TASK GOAL: Return all of the entries exactly as written.
--- START RECORDED DATA ---
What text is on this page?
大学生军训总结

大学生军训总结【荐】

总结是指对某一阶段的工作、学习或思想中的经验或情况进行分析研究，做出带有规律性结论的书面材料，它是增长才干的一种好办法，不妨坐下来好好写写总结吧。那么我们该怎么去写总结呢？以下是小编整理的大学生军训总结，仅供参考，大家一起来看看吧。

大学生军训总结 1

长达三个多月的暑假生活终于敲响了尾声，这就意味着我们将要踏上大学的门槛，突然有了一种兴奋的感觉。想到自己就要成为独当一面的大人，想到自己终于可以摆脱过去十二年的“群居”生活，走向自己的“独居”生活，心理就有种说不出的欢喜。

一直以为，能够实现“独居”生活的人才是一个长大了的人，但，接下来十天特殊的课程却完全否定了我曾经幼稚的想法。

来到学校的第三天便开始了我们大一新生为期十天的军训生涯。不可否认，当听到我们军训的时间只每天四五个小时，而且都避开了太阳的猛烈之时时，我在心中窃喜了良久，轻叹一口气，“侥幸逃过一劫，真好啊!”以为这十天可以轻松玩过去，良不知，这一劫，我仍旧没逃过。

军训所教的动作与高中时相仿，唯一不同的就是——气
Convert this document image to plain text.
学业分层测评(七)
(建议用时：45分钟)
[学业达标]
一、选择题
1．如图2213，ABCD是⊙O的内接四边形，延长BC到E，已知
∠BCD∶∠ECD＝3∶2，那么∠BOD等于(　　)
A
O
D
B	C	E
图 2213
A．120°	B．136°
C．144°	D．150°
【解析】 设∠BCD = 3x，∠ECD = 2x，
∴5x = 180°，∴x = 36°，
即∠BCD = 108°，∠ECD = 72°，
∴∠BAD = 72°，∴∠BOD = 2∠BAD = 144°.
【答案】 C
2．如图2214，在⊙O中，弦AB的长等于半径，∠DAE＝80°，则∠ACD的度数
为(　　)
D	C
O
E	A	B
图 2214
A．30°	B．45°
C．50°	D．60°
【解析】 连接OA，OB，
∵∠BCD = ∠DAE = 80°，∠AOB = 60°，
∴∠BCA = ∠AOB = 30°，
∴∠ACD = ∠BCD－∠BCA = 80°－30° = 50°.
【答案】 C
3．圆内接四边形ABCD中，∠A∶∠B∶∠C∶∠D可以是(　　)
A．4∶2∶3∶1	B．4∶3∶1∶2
--- END RECORDED DATA ---
RESPONSE TO THE TASK:
What text is on this page?
大学生军训总结

大学生军训总结【荐】

总结是指对某一阶段的工作、学习或思想中的经验或情况进行分析研究，做出带有规律性结论的书面材料，它是增长才干的一种好办法，不妨坐下来好好写写总结吧。那么我们该怎么去写总结呢？以下是小编整理的大学生军训总结，仅供参考，大家一起来看看吧。

大学生军训总结 1

长达三个多月的暑假生活终于敲响了尾声，这就意味着我们将要踏上大学的门槛，突然有了一种兴奋的感觉。想到自己就要成为独当一面的大人，想到自己终于可以摆脱过去十二年的“群居”生活，走向自己的“独居”生活，心理就有种说不出的欢喜。

一直以为，能够实现“独居”生活的人才是一个长大了的人，但，接下来十天特殊的课程却完全否定了我曾经幼稚的想法。

来到学校的第三天便开始了我们大一新生为期十天的军训生涯。不可否认，当听到我们军训的时间只每天四五个小时，而且都避开了太阳的猛烈之时时，我在心中窃喜了良久，轻叹一口气，“侥幸逃过一劫，真好啊!”以为这十天可以轻松玩过去，良不知，这一劫，我仍旧没逃过。

军训所教的动作与高中时相仿，唯一不同的就是——气
Convert this document image to plain text.
学业分层测评(七)
(建议用时：45分钟)
[学业达标]
一、选择题
1．如图2213，ABCD是⊙O的内接四边形，延长BC到E，已知
∠BCD∶∠ECD＝3∶2，那么∠BOD等于(　　)
A
O
D
B	C	E
图 2213
A．120°	B．136°
C．144°	D．150°
【解析】 设∠BCD = 3x，∠ECD = 2x，
∴5x = 180°，∴x = 36°，
即∠BCD = 108°，∠ECD = 72°，
∴∠BAD = 72°，∴∠BOD = 2∠BAD = 144°.
【答案】 C
2．如图2214，在⊙O中，弦AB的长等于半径，∠DAE＝80°，则∠ACD的度数
为(　　)
D	C
O
E	A	B
图 2214
A．30°	B．45°
C．50°	D．60°
【解析】 连接OA，OB，
∵∠BCD = ∠DAE = 80°，∠AOB = 60°，
∴∠BCA = ∠AOB = 30°，
∴∠ACD = ∠BCD－∠BCA = 80°－30° = 50°.
【答案】 C
3．圆内接四边形ABCD中，∠A∶∠B∶∠C∶∠D可以是(　　)
A．4∶2∶3∶1	B．4∶3∶1∶2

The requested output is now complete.